_Written problem_:
Transcribe the entries that follow exactly as they appear, minus pictures.

_Records shown_:

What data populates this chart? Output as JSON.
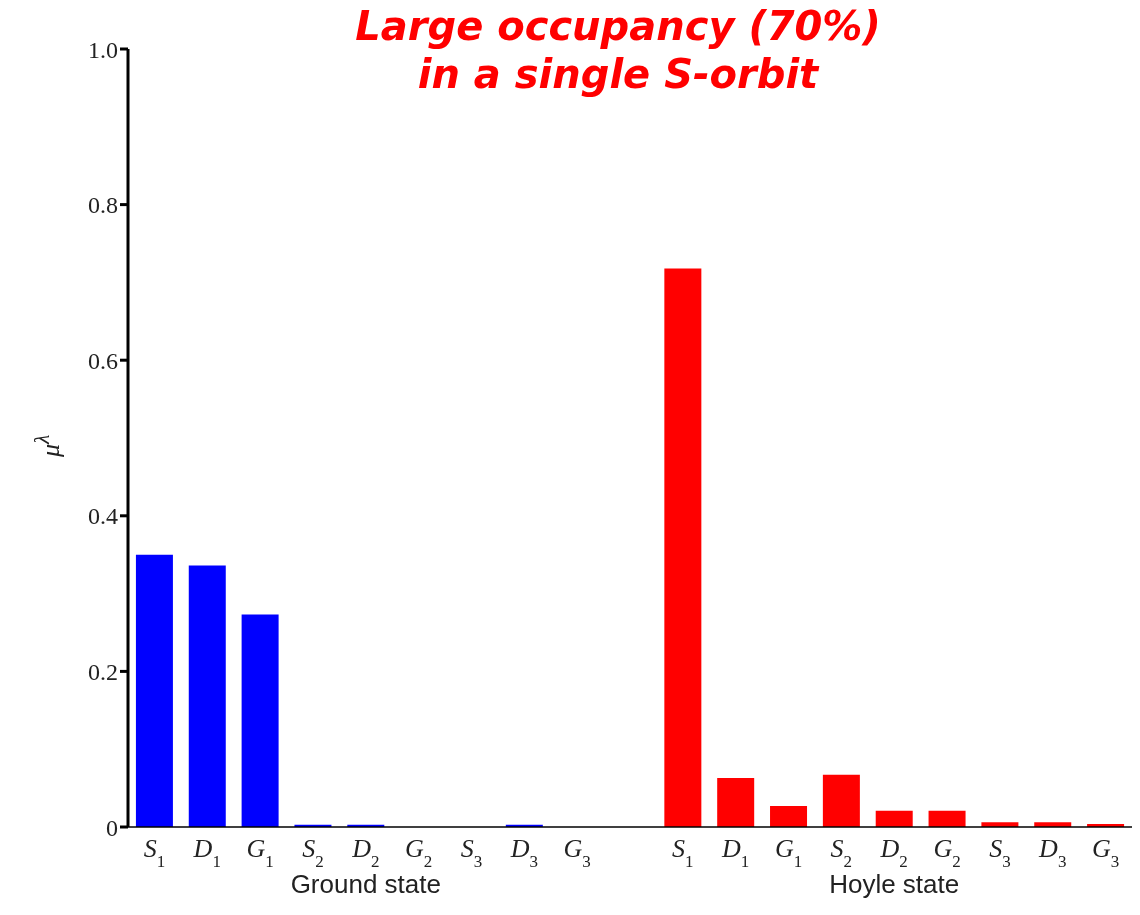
{
  "chart_data": {
    "type": "bar",
    "title": "Large occupancy (70%)\nin a single S-orbit",
    "ylabel": "μ$^{λ}$",
    "categories": [
      "S$_{1}$",
      "D$_{1}$",
      "G$_{1}$",
      "S$_{2}$",
      "D$_{2}$",
      "G$_{2}$",
      "S$_{3}$",
      "D$_{3}$",
      "G$_{3}$",
      null,
      "S$_{1}$",
      "D$_{1}$",
      "G$_{1}$",
      "S$_{2}$",
      "D$_{2}$",
      "G$_{2}$",
      "S$_{3}$",
      "D$_{3}$",
      "G$_{3}$"
    ],
    "values": [
      0.35,
      0.336,
      0.273,
      0.003,
      0.003,
      0,
      0,
      0.003,
      0,
      null,
      0.718,
      0.063,
      0.027,
      0.067,
      0.021,
      0.021,
      0.006,
      0.006,
      0.004
    ],
    "colors": [
      "#0000ff",
      "#0000ff",
      "#0000ff",
      "#0000ff",
      "#0000ff",
      "#0000ff",
      "#0000ff",
      "#0000ff",
      "#0000ff",
      "#0000ff",
      "#ff0000",
      "#ff0000",
      "#ff0000",
      "#ff0000",
      "#ff0000",
      "#ff0000",
      "#ff0000",
      "#ff0000",
      "#ff0000"
    ],
    "ylim": [
      0,
      1
    ],
    "yticks": [
      0,
      0.2,
      0.4,
      0.6,
      0.8,
      {
        "value": 1,
        "label": "1.0"
      }
    ],
    "annotations": [
      "Ground state",
      "Hoyle state"
    ],
    "grid": false,
    "legend": false
  }
}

_Solution to this task_:
What data populates this chart? Output as JSON.
{
  "chart_data": {
    "type": "bar",
    "title": "Large occupancy (70%)\nin a single S-orbit",
    "ylabel": "μ$^{λ}$",
    "categories": [
      "S$_{1}$",
      "D$_{1}$",
      "G$_{1}$",
      "S$_{2}$",
      "D$_{2}$",
      "G$_{2}$",
      "S$_{3}$",
      "D$_{3}$",
      "G$_{3}$",
      null,
      "S$_{1}$",
      "D$_{1}$",
      "G$_{1}$",
      "S$_{2}$",
      "D$_{2}$",
      "G$_{2}$",
      "S$_{3}$",
      "D$_{3}$",
      "G$_{3}$"
    ],
    "values": [
      0.35,
      0.336,
      0.273,
      0.003,
      0.003,
      0,
      0,
      0.003,
      0,
      null,
      0.718,
      0.063,
      0.027,
      0.067,
      0.021,
      0.021,
      0.006,
      0.006,
      0.004
    ],
    "colors": [
      "#0000ff",
      "#0000ff",
      "#0000ff",
      "#0000ff",
      "#0000ff",
      "#0000ff",
      "#0000ff",
      "#0000ff",
      "#0000ff",
      "#0000ff",
      "#ff0000",
      "#ff0000",
      "#ff0000",
      "#ff0000",
      "#ff0000",
      "#ff0000",
      "#ff0000",
      "#ff0000",
      "#ff0000"
    ],
    "ylim": [
      0,
      1
    ],
    "yticks": [
      0,
      0.2,
      0.4,
      0.6,
      0.8,
      {
        "value": 1,
        "label": "1.0"
      }
    ],
    "annotations": [
      "Ground state",
      "Hoyle state"
    ],
    "grid": false,
    "legend": false
  }
}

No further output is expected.